### CHALLENGE
Go through the entries one line at a time, and gather every line that has the word "JSON".

Lines of data:
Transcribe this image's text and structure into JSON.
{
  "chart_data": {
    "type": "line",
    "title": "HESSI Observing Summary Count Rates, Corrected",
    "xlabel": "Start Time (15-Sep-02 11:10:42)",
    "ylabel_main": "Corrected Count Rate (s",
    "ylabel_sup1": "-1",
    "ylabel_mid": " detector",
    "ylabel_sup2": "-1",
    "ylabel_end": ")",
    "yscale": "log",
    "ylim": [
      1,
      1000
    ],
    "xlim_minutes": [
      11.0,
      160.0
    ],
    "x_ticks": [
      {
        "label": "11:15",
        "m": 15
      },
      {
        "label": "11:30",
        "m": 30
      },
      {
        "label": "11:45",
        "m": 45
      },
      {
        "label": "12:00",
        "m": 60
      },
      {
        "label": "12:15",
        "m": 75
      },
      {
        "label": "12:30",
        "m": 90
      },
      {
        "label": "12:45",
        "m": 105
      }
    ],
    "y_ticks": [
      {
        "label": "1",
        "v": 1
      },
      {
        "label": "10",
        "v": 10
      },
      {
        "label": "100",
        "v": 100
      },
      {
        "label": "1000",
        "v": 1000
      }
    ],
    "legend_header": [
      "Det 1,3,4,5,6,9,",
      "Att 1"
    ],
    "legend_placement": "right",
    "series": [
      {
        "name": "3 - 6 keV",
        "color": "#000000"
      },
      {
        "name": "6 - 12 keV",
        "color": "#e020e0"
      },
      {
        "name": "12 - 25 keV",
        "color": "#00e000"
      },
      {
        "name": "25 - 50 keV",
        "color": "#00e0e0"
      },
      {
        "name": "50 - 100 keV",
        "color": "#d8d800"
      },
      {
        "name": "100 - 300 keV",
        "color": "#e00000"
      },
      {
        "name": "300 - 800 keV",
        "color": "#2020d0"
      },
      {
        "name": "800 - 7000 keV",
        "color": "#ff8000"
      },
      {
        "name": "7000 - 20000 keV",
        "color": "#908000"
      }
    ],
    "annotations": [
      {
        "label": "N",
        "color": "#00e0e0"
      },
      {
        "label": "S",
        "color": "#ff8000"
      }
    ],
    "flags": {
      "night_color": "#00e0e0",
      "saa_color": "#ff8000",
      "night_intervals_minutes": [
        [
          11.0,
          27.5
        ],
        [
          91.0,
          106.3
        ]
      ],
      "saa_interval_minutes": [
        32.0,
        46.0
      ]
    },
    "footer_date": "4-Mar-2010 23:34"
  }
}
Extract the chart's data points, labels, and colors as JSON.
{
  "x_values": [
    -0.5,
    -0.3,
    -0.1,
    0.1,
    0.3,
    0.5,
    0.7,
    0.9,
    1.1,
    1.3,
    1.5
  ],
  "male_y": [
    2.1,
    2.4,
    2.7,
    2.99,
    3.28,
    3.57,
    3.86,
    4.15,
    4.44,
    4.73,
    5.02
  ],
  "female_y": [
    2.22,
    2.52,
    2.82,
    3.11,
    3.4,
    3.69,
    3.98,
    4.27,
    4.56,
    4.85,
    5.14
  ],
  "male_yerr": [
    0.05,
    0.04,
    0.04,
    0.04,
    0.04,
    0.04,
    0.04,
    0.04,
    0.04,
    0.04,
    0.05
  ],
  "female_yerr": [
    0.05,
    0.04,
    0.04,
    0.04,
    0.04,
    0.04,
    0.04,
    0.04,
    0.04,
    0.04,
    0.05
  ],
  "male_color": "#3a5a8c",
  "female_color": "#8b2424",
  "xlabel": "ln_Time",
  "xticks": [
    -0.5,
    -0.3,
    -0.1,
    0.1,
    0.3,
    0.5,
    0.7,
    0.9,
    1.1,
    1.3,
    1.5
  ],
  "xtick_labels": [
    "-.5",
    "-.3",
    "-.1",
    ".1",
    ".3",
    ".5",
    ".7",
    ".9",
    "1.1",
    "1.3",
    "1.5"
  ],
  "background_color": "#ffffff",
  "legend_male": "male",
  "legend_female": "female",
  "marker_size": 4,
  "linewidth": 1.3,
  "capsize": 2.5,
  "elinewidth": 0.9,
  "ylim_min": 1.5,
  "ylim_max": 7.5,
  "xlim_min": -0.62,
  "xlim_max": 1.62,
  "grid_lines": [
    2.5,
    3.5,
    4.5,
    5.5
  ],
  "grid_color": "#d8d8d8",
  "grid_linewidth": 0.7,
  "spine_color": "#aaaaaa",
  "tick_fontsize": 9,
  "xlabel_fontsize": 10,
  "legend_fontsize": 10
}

### CORRECT OUTPUT
Transcribe this image's text and structure into JSON.
Extract the chart's data points, labels, and colors as JSON.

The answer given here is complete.